**Written exercise:**
Repeat the records in full and exactly, omitting pictures.

**Extracted material:**
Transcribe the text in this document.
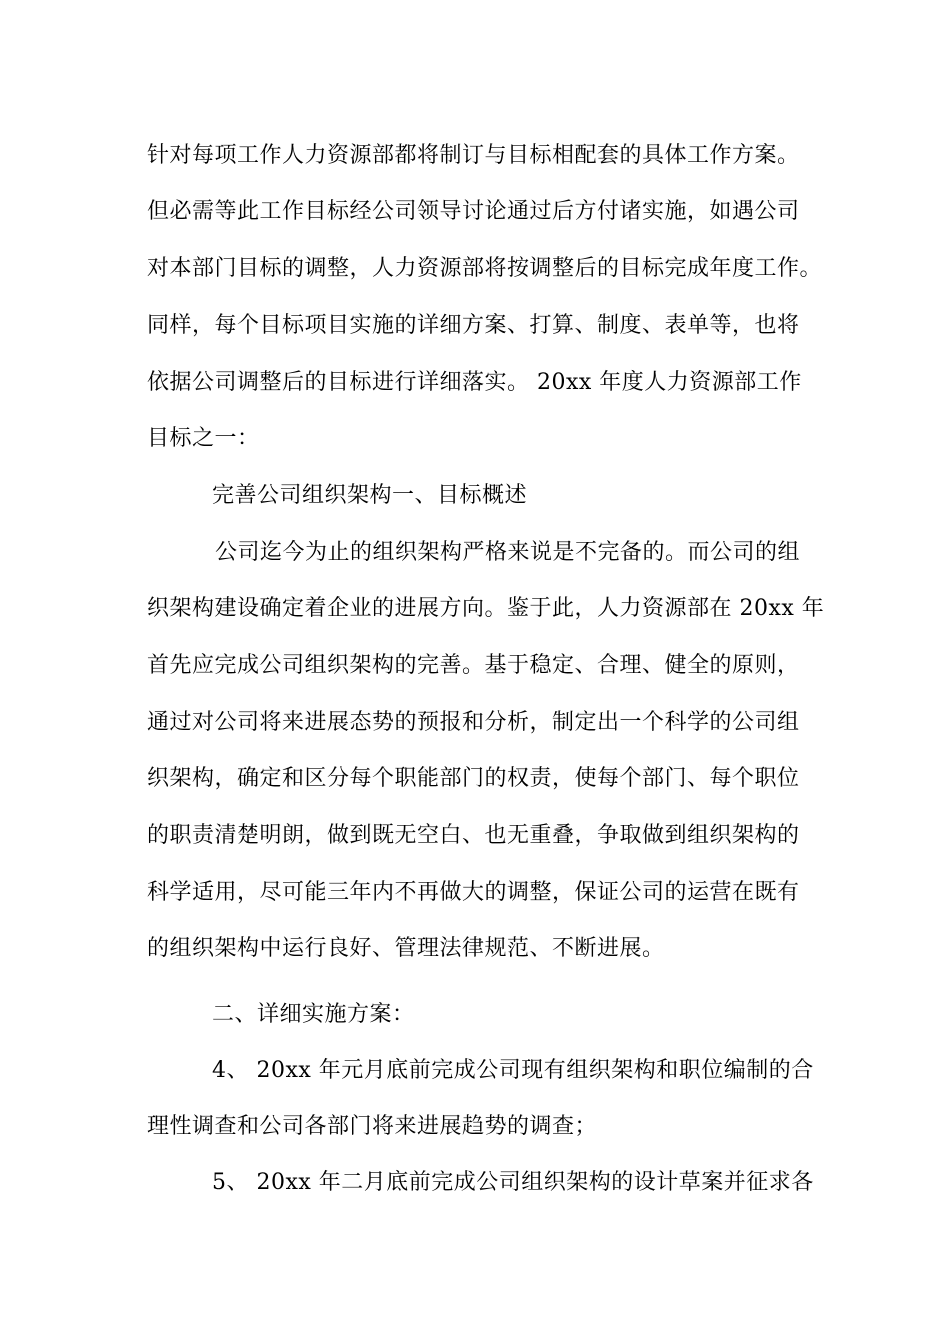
针对每项工作人力资源部都将制订与目标相配套的具体工作方案。
但必需等此工作目标经公司领导讨论通过后方付诸实施，如遇公司
对本部门目标的调整，人力资源部将按调整后的目标完成年度工作。
同样，每个目标项目实施的详细方案、打算、制度、表单等，也将
依据公司调整后的目标进行详细落实。 20xx 年度人力资源部工作
目标之一：
完善公司组织架构一、目标概述
公司迄今为止的组织架构严格来说是不完备的。而公司的组
织架构建设确定着企业的进展方向。鉴于此，人力资源部在 20xx 年
首先应完成公司组织架构的完善。基于稳定、合理、健全的原则，
通过对公司将来进展态势的预报和分析，制定出一个科学的公司组
织架构，确定和区分每个职能部门的权责，使每个部门、每个职位
的职责清楚明朗，做到既无空白、也无重叠，争取做到组织架构的
科学适用，尽可能三年内不再做大的调整，保证公司的运营在既有
的组织架构中运行良好、管理法律规范、不断进展。
二、详细实施方案：
4、 20xx 年元月底前完成公司现有组织架构和职位编制的合
理性调查和公司各部门将来进展趋势的调查；
5、 20xx 年二月底前完成公司组织架构的设计草案并征求各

**The response:**
Transcribe the text in this document.
针对每项工作人力资源部都将制订与目标相配套的具体工作方案。
但必需等此工作目标经公司领导讨论通过后方付诸实施，如遇公司
对本部门目标的调整，人力资源部将按调整后的目标完成年度工作。
同样，每个目标项目实施的详细方案、打算、制度、表单等，也将
依据公司调整后的目标进行详细落实。 20xx 年度人力资源部工作
目标之一：
完善公司组织架构一、目标概述
公司迄今为止的组织架构严格来说是不完备的。而公司的组
织架构建设确定着企业的进展方向。鉴于此，人力资源部在 20xx 年
首先应完成公司组织架构的完善。基于稳定、合理、健全的原则，
通过对公司将来进展态势的预报和分析，制定出一个科学的公司组
织架构，确定和区分每个职能部门的权责，使每个部门、每个职位
的职责清楚明朗，做到既无空白、也无重叠，争取做到组织架构的
科学适用，尽可能三年内不再做大的调整，保证公司的运营在既有
的组织架构中运行良好、管理法律规范、不断进展。
二、详细实施方案：
4、 20xx 年元月底前完成公司现有组织架构和职位编制的合
理性调查和公司各部门将来进展趋势的调查；
5、 20xx 年二月底前完成公司组织架构的设计草案并征求各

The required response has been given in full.